Word for word, transcribe the lines below and drop the pictures.

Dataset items
— BEGIN —
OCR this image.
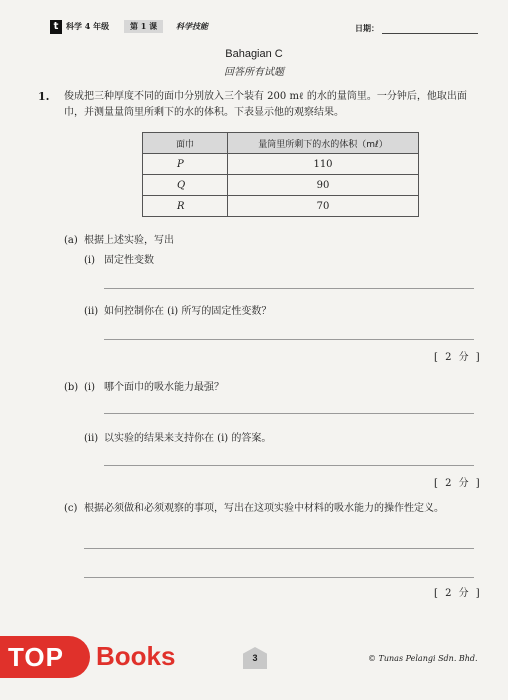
t 科学 4 年级	第 1 课	科学技能	日期：
Bahagian C
回答所有试题
1. 俊成把三种厚度不同的面巾分别放入三个装有 200 mℓ 的水的量筒里。一分钟后，他取出面巾，并测量量筒里所剩下的水的体积。下表显示他的观察结果。
面巾	量筒里所剩下的水的体积（mℓ）
P	110
Q	90
R	70
(a) 根据上述实验，写出
(i) 固定性变数
(ii) 如何控制你在 (i) 所写的固定性变数？
[ 2 分 ]
(b) (i) 哪个面巾的吸水能力最强？
(ii) 以实验的结果来支持你在 (i) 的答案。
[ 2 分 ]
(c) 根据必须做和必须观察的事项，写出在这项实验中材料的吸水能力的操作性定义。
[ 2 分 ]
TOP Books	3	© Tunas Pelangi Sdn. Bhd.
— END —
**Answer for this exercise:**
OCR this image.
t 科学 4 年级	第 1 课	科学技能	日期：
Bahagian C
回答所有试题
1. 俊成把三种厚度不同的面巾分别放入三个装有 200 mℓ 的水的量筒里。一分钟后，他取出面巾，并测量量筒里所剩下的水的体积。下表显示他的观察结果。
面巾	量筒里所剩下的水的体积（mℓ）
P	110
Q	90
R	70
(a) 根据上述实验，写出
(i) 固定性变数
(ii) 如何控制你在 (i) 所写的固定性变数？
[ 2 分 ]
(b) (i) 哪个面巾的吸水能力最强？
(ii) 以实验的结果来支持你在 (i) 的答案。
[ 2 分 ]
(c) 根据必须做和必须观察的事项，写出在这项实验中材料的吸水能力的操作性定义。
[ 2 分 ]
TOP Books	3	© Tunas Pelangi Sdn. Bhd.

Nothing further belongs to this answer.